Required task ->
Spot every line with the word "circuit" and return it.
start Listing
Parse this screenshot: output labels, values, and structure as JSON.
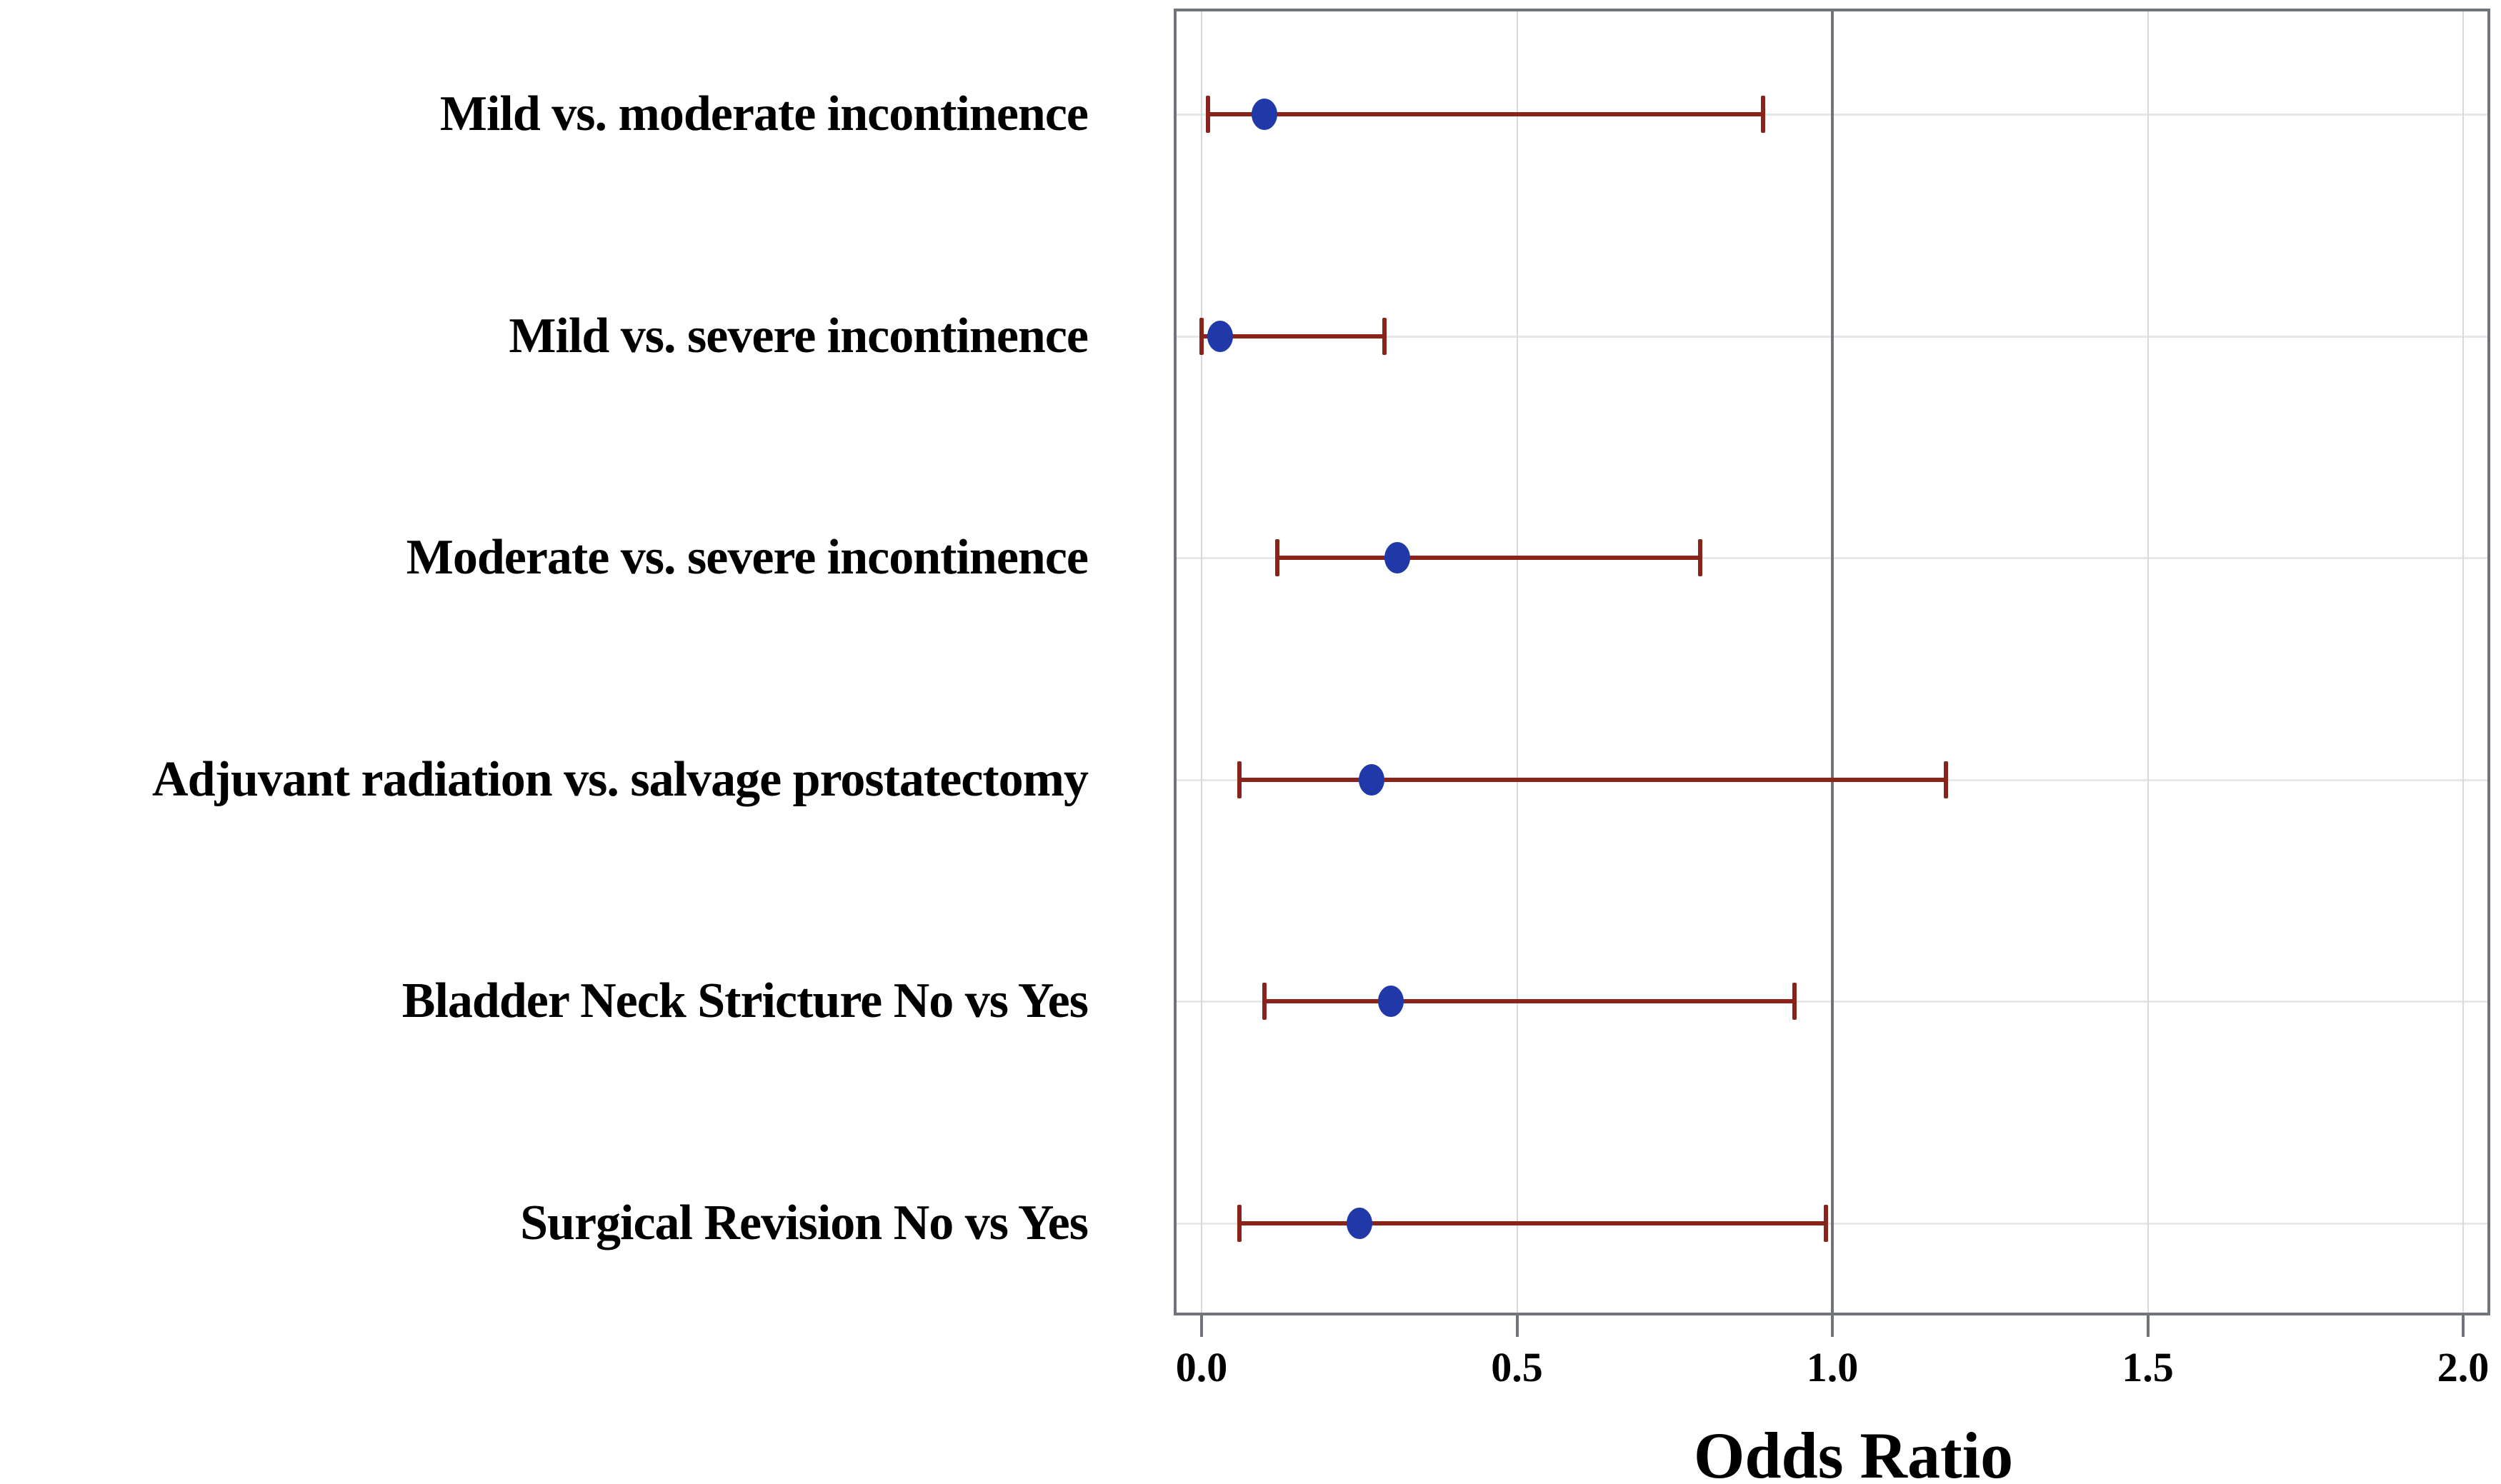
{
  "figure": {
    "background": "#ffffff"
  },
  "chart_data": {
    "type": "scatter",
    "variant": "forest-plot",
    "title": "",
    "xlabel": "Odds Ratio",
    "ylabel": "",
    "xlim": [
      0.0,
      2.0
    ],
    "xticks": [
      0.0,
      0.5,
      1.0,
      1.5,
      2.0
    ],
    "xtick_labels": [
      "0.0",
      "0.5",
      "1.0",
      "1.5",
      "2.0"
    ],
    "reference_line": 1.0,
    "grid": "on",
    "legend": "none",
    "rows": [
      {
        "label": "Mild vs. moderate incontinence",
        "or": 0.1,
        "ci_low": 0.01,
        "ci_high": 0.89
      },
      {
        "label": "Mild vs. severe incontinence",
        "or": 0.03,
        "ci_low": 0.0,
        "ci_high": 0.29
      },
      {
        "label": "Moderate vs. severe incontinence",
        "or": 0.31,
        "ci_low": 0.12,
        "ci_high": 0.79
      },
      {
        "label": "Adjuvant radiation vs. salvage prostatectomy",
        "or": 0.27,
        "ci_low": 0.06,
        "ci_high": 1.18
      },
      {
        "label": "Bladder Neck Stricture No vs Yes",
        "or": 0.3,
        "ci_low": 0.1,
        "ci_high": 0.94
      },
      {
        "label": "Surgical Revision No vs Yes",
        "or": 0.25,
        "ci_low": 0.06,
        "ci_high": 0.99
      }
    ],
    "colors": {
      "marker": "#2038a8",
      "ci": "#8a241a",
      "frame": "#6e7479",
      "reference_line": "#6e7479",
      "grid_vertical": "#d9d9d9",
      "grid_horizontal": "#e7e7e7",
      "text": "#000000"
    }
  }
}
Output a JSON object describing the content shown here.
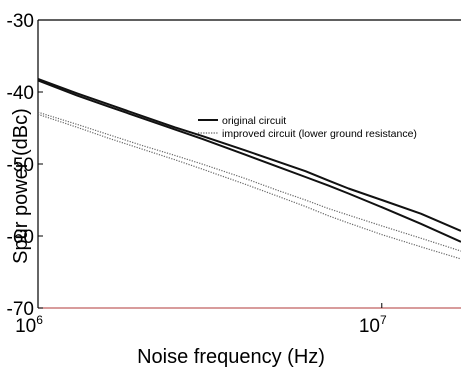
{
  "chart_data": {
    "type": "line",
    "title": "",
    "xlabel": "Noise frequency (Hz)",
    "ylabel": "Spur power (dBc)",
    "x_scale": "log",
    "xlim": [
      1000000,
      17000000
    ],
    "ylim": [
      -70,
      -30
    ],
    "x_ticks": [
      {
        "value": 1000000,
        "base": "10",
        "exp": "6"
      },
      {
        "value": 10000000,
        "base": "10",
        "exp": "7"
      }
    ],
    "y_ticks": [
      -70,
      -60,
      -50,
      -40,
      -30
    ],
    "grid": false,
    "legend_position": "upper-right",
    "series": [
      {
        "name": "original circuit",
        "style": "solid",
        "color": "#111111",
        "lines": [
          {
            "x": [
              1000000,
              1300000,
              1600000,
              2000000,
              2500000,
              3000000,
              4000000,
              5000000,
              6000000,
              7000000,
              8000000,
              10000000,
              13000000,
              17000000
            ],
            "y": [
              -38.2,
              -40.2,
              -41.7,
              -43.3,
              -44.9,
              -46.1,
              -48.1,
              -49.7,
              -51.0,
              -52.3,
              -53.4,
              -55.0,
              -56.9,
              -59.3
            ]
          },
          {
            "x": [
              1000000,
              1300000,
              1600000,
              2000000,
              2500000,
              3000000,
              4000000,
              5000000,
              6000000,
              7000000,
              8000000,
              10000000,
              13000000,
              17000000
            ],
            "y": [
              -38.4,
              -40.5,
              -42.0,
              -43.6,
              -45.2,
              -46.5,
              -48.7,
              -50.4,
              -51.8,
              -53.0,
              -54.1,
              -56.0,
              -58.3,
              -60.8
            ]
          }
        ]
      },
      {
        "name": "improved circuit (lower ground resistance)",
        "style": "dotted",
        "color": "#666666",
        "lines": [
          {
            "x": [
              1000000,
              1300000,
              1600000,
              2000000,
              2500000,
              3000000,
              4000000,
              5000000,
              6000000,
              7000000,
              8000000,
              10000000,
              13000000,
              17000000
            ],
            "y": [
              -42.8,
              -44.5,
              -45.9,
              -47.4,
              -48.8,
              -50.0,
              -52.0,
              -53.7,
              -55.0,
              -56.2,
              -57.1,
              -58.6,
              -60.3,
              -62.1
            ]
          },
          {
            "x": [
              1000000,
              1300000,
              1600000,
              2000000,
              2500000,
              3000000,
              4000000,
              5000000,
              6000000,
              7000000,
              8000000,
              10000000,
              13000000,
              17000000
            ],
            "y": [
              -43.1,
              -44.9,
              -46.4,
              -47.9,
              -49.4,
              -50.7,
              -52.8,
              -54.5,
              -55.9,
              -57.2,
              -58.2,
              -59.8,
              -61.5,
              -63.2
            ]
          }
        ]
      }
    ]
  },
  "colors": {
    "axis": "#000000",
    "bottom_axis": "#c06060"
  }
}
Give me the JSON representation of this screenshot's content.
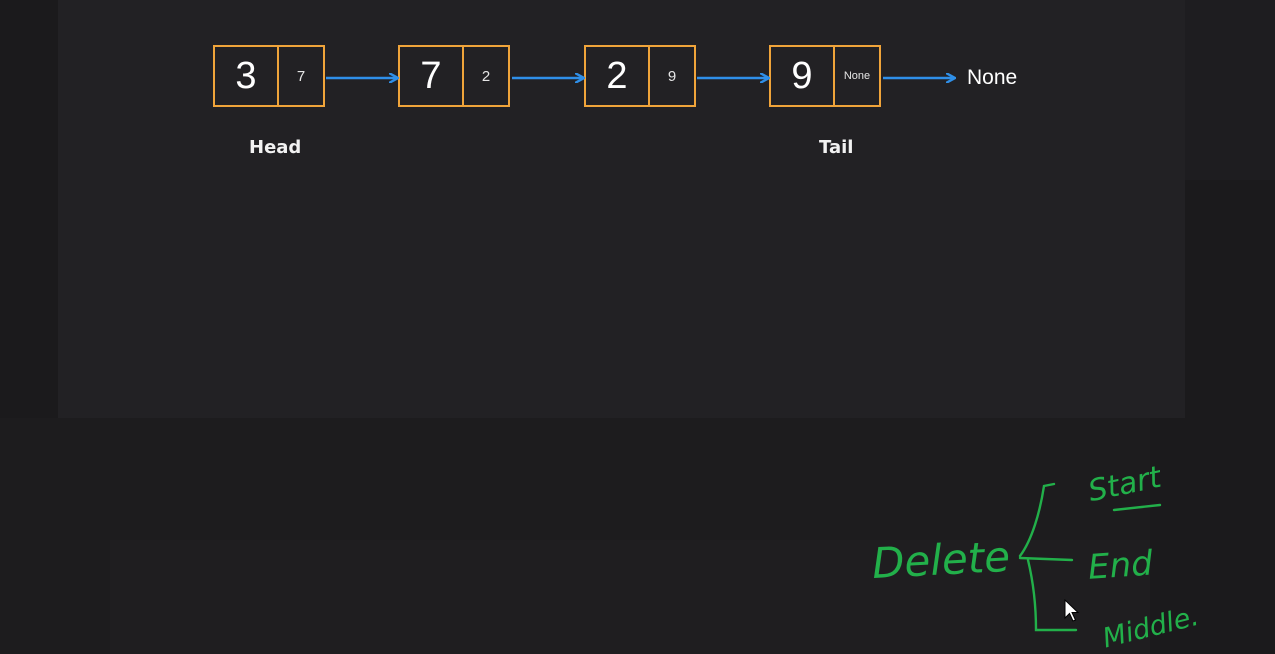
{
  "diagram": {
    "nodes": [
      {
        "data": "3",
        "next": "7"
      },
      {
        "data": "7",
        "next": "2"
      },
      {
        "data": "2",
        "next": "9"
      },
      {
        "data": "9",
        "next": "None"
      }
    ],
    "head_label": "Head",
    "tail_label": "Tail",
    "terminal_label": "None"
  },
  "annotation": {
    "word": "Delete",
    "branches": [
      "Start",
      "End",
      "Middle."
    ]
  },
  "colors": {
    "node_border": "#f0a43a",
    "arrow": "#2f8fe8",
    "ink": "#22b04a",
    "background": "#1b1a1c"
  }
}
end Listing
Expected answer ->
        "name": "original circuit",
        "name": "improved circuit (lower ground resistance)",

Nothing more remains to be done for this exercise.